→ Task statement
Examine the material below. Gather every line in which the string "encuentro" appears.

BEGIN Extracted data

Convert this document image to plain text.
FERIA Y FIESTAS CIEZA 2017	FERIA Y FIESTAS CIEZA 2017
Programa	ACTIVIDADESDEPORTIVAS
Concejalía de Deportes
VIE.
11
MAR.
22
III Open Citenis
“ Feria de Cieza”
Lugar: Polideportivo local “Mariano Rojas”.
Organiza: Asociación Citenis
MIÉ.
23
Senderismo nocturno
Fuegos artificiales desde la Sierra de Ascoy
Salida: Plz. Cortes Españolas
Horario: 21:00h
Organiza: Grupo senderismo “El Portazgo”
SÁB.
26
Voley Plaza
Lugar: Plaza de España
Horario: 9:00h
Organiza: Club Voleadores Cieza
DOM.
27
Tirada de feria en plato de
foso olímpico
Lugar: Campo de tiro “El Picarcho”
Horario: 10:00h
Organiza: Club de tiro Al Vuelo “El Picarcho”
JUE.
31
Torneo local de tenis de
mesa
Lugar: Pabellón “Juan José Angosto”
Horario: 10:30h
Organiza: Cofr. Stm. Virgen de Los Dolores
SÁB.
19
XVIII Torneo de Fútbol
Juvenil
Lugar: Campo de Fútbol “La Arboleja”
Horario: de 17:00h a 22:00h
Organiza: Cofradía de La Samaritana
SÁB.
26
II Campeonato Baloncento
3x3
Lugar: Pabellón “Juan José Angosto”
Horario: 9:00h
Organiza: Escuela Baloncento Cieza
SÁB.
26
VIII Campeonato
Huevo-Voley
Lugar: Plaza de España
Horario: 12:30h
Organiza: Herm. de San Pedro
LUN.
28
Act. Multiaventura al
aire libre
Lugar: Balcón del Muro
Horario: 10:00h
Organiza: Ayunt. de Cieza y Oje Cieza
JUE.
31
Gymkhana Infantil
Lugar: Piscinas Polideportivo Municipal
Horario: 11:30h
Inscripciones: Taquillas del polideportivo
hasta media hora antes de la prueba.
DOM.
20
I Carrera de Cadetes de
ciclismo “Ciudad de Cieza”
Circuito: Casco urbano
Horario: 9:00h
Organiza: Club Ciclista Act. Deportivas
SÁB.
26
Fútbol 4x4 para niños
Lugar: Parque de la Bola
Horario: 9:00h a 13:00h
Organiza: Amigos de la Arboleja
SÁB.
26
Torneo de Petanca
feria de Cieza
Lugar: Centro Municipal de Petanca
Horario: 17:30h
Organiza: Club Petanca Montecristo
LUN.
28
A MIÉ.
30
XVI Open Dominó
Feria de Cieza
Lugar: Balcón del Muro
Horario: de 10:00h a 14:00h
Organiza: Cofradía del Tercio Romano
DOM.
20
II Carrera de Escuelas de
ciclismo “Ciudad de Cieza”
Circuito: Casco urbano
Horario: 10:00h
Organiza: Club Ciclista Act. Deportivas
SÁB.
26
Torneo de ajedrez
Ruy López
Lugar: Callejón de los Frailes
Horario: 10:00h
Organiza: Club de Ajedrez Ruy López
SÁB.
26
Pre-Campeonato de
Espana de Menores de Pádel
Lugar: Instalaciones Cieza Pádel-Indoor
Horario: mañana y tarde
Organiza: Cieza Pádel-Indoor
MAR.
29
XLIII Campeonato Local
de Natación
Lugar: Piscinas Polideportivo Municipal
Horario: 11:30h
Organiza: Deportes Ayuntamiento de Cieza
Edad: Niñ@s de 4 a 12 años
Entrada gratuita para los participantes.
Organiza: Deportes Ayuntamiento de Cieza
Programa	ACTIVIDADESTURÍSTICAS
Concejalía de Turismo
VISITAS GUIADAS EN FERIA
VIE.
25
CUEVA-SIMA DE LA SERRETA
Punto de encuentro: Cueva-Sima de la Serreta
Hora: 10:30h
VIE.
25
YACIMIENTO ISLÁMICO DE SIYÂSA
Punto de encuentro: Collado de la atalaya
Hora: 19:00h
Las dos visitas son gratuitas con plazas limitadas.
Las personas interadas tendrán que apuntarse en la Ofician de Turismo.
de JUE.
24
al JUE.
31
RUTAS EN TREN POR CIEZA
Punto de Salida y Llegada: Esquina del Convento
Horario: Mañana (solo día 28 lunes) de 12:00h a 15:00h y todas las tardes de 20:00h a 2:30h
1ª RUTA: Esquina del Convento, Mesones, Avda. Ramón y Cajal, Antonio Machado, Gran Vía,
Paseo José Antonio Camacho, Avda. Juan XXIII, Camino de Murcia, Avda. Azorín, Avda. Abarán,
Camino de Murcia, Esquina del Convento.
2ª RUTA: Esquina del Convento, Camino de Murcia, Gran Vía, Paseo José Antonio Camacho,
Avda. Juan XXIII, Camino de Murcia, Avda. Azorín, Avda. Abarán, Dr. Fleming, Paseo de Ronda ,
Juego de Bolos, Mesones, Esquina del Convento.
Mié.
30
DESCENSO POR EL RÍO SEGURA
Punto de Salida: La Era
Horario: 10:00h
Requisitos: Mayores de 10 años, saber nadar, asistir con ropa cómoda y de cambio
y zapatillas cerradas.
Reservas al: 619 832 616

END Extracted data

→ The result
Punto de encuentro: Cueva-Sima de la Serreta
Punto de encuentro: Collado de la atalaya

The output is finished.